» **What is needed**
Render the following material again verbatim, leaving nothing out.

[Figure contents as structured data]

---+---

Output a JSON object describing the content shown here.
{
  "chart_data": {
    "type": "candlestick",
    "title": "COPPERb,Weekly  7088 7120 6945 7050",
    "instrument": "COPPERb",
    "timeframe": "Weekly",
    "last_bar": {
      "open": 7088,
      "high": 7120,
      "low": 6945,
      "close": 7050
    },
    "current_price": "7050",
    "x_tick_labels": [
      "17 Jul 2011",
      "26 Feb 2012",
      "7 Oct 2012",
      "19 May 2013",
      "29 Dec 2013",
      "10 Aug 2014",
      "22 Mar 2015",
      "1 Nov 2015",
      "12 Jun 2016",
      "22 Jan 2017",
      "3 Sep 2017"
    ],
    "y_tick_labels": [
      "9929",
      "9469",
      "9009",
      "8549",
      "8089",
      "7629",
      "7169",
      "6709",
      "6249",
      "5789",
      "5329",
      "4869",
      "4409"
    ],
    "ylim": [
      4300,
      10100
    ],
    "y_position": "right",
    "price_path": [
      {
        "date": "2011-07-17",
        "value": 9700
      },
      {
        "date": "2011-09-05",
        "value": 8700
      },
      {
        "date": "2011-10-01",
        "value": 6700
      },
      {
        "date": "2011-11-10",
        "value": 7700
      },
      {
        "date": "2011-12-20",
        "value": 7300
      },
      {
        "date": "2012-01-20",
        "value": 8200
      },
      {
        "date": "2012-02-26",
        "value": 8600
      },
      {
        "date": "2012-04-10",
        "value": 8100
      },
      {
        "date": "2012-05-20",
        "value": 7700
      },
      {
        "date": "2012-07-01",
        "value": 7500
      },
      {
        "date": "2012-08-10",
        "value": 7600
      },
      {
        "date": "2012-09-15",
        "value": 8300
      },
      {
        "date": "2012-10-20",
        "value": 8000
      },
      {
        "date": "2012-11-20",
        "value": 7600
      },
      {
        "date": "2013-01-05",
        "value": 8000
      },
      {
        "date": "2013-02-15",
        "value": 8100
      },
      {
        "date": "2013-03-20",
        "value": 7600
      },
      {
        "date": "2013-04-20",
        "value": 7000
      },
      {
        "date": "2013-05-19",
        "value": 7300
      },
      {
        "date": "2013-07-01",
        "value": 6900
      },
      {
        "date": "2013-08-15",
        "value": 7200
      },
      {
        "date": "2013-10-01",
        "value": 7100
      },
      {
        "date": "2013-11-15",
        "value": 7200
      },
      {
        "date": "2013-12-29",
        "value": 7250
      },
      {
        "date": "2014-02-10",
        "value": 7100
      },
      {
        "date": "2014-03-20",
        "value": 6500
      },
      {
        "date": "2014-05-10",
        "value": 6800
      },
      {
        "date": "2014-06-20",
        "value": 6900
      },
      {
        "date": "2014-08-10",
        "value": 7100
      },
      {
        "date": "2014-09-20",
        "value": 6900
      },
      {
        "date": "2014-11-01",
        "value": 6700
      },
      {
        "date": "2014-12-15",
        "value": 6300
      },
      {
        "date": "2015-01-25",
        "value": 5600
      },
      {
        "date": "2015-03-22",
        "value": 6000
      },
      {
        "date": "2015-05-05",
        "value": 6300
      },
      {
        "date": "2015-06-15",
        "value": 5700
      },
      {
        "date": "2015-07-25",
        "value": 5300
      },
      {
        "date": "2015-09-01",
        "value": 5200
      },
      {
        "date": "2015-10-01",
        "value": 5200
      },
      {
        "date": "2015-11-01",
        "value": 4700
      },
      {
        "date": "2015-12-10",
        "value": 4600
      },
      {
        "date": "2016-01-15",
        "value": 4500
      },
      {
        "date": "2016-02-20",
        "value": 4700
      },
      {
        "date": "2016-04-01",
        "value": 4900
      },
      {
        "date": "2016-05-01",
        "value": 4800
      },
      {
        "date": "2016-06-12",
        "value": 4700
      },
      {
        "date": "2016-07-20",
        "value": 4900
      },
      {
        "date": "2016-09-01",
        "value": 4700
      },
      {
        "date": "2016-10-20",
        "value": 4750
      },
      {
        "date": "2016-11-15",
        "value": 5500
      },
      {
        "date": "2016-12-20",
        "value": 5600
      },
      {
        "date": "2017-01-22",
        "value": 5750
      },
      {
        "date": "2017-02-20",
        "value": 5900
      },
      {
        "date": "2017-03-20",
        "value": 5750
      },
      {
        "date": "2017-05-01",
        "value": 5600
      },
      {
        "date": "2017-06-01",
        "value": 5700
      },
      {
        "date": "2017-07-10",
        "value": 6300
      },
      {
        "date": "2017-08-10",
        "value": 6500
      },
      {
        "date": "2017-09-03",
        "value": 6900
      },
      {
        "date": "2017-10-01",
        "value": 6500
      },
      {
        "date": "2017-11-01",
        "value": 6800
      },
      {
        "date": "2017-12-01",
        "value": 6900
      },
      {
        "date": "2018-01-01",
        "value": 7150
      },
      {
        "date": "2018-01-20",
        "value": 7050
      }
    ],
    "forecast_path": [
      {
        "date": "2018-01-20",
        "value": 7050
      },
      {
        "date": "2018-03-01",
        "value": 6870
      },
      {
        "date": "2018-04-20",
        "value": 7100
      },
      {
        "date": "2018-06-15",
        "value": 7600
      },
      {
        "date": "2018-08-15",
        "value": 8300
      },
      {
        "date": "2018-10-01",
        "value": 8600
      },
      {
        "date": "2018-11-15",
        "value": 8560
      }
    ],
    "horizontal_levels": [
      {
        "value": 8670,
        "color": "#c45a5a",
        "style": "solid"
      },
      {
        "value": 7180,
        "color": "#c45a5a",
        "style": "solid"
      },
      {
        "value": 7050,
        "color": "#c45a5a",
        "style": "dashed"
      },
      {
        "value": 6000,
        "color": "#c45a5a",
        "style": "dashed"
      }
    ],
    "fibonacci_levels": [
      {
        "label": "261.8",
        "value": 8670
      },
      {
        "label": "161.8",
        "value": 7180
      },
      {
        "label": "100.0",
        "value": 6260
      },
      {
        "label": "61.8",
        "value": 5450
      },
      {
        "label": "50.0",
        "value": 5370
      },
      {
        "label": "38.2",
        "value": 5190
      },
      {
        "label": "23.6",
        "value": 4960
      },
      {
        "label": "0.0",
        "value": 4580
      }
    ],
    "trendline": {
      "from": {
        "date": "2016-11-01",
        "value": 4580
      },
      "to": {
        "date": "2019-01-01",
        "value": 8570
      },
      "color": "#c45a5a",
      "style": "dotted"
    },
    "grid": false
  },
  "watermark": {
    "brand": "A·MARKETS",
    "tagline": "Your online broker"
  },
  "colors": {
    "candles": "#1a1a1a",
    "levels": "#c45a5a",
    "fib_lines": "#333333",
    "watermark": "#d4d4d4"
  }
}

---+---

» **Task answer**
Output a JSON object describing the content shown here.
{
  "chart_data": {
    "type": "candlestick",
    "title": "COPPERb,Weekly  7088 7120 6945 7050",
    "instrument": "COPPERb",
    "timeframe": "Weekly",
    "last_bar": {
      "open": 7088,
      "high": 7120,
      "low": 6945,
      "close": 7050
    },
    "current_price": "7050",
    "x_tick_labels": [
      "17 Jul 2011",
      "26 Feb 2012",
      "7 Oct 2012",
      "19 May 2013",
      "29 Dec 2013",
      "10 Aug 2014",
      "22 Mar 2015",
      "1 Nov 2015",
      "12 Jun 2016",
      "22 Jan 2017",
      "3 Sep 2017"
    ],
    "y_tick_labels": [
      "9929",
      "9469",
      "9009",
      "8549",
      "8089",
      "7629",
      "7169",
      "6709",
      "6249",
      "5789",
      "5329",
      "4869",
      "4409"
    ],
    "ylim": [
      4300,
      10100
    ],
    "y_position": "right",
    "price_path": [
      {
        "date": "2011-07-17",
        "value": 9700
      },
      {
        "date": "2011-09-05",
        "value": 8700
      },
      {
        "date": "2011-10-01",
        "value": 6700
      },
      {
        "date": "2011-11-10",
        "value": 7700
      },
      {
        "date": "2011-12-20",
        "value": 7300
      },
      {
        "date": "2012-01-20",
        "value": 8200
      },
      {
        "date": "2012-02-26",
        "value": 8600
      },
      {
        "date": "2012-04-10",
        "value": 8100
      },
      {
        "date": "2012-05-20",
        "value": 7700
      },
      {
        "date": "2012-07-01",
        "value": 7500
      },
      {
        "date": "2012-08-10",
        "value": 7600
      },
      {
        "date": "2012-09-15",
        "value": 8300
      },
      {
        "date": "2012-10-20",
        "value": 8000
      },
      {
        "date": "2012-11-20",
        "value": 7600
      },
      {
        "date": "2013-01-05",
        "value": 8000
      },
      {
        "date": "2013-02-15",
        "value": 8100
      },
      {
        "date": "2013-03-20",
        "value": 7600
      },
      {
        "date": "2013-04-20",
        "value": 7000
      },
      {
        "date": "2013-05-19",
        "value": 7300
      },
      {
        "date": "2013-07-01",
        "value": 6900
      },
      {
        "date": "2013-08-15",
        "value": 7200
      },
      {
        "date": "2013-10-01",
        "value": 7100
      },
      {
        "date": "2013-11-15",
        "value": 7200
      },
      {
        "date": "2013-12-29",
        "value": 7250
      },
      {
        "date": "2014-02-10",
        "value": 7100
      },
      {
        "date": "2014-03-20",
        "value": 6500
      },
      {
        "date": "2014-05-10",
        "value": 6800
      },
      {
        "date": "2014-06-20",
        "value": 6900
      },
      {
        "date": "2014-08-10",
        "value": 7100
      },
      {
        "date": "2014-09-20",
        "value": 6900
      },
      {
        "date": "2014-11-01",
        "value": 6700
      },
      {
        "date": "2014-12-15",
        "value": 6300
      },
      {
        "date": "2015-01-25",
        "value": 5600
      },
      {
        "date": "2015-03-22",
        "value": 6000
      },
      {
        "date": "2015-05-05",
        "value": 6300
      },
      {
        "date": "2015-06-15",
        "value": 5700
      },
      {
        "date": "2015-07-25",
        "value": 5300
      },
      {
        "date": "2015-09-01",
        "value": 5200
      },
      {
        "date": "2015-10-01",
        "value": 5200
      },
      {
        "date": "2015-11-01",
        "value": 4700
      },
      {
        "date": "2015-12-10",
        "value": 4600
      },
      {
        "date": "2016-01-15",
        "value": 4500
      },
      {
        "date": "2016-02-20",
        "value": 4700
      },
      {
        "date": "2016-04-01",
        "value": 4900
      },
      {
        "date": "2016-05-01",
        "value": 4800
      },
      {
        "date": "2016-06-12",
        "value": 4700
      },
      {
        "date": "2016-07-20",
        "value": 4900
      },
      {
        "date": "2016-09-01",
        "value": 4700
      },
      {
        "date": "2016-10-20",
        "value": 4750
      },
      {
        "date": "2016-11-15",
        "value": 5500
      },
      {
        "date": "2016-12-20",
        "value": 5600
      },
      {
        "date": "2017-01-22",
        "value": 5750
      },
      {
        "date": "2017-02-20",
        "value": 5900
      },
      {
        "date": "2017-03-20",
        "value": 5750
      },
      {
        "date": "2017-05-01",
        "value": 5600
      },
      {
        "date": "2017-06-01",
        "value": 5700
      },
      {
        "date": "2017-07-10",
        "value": 6300
      },
      {
        "date": "2017-08-10",
        "value": 6500
      },
      {
        "date": "2017-09-03",
        "value": 6900
      },
      {
        "date": "2017-10-01",
        "value": 6500
      },
      {
        "date": "2017-11-01",
        "value": 6800
      },
      {
        "date": "2017-12-01",
        "value": 6900
      },
      {
        "date": "2018-01-01",
        "value": 7150
      },
      {
        "date": "2018-01-20",
        "value": 7050
      }
    ],
    "forecast_path": [
      {
        "date": "2018-01-20",
        "value": 7050
      },
      {
        "date": "2018-03-01",
        "value": 6870
      },
      {
        "date": "2018-04-20",
        "value": 7100
      },
      {
        "date": "2018-06-15",
        "value": 7600
      },
      {
        "date": "2018-08-15",
        "value": 8300
      },
      {
        "date": "2018-10-01",
        "value": 8600
      },
      {
        "date": "2018-11-15",
        "value": 8560
      }
    ],
    "horizontal_levels": [
      {
        "value": 8670,
        "color": "#c45a5a",
        "style": "solid"
      },
      {
        "value": 7180,
        "color": "#c45a5a",
        "style": "solid"
      },
      {
        "value": 7050,
        "color": "#c45a5a",
        "style": "dashed"
      },
      {
        "value": 6000,
        "color": "#c45a5a",
        "style": "dashed"
      }
    ],
    "fibonacci_levels": [
      {
        "label": "261.8",
        "value": 8670
      },
      {
        "label": "161.8",
        "value": 7180
      },
      {
        "label": "100.0",
        "value": 6260
      },
      {
        "label": "61.8",
        "value": 5450
      },
      {
        "label": "50.0",
        "value": 5370
      },
      {
        "label": "38.2",
        "value": 5190
      },
      {
        "label": "23.6",
        "value": 4960
      },
      {
        "label": "0.0",
        "value": 4580
      }
    ],
    "trendline": {
      "from": {
        "date": "2016-11-01",
        "value": 4580
      },
      "to": {
        "date": "2019-01-01",
        "value": 8570
      },
      "color": "#c45a5a",
      "style": "dotted"
    },
    "grid": false
  },
  "watermark": {
    "brand": "A·MARKETS",
    "tagline": "Your online broker"
  },
  "colors": {
    "candles": "#1a1a1a",
    "levels": "#c45a5a",
    "fib_lines": "#333333",
    "watermark": "#d4d4d4"
  }
}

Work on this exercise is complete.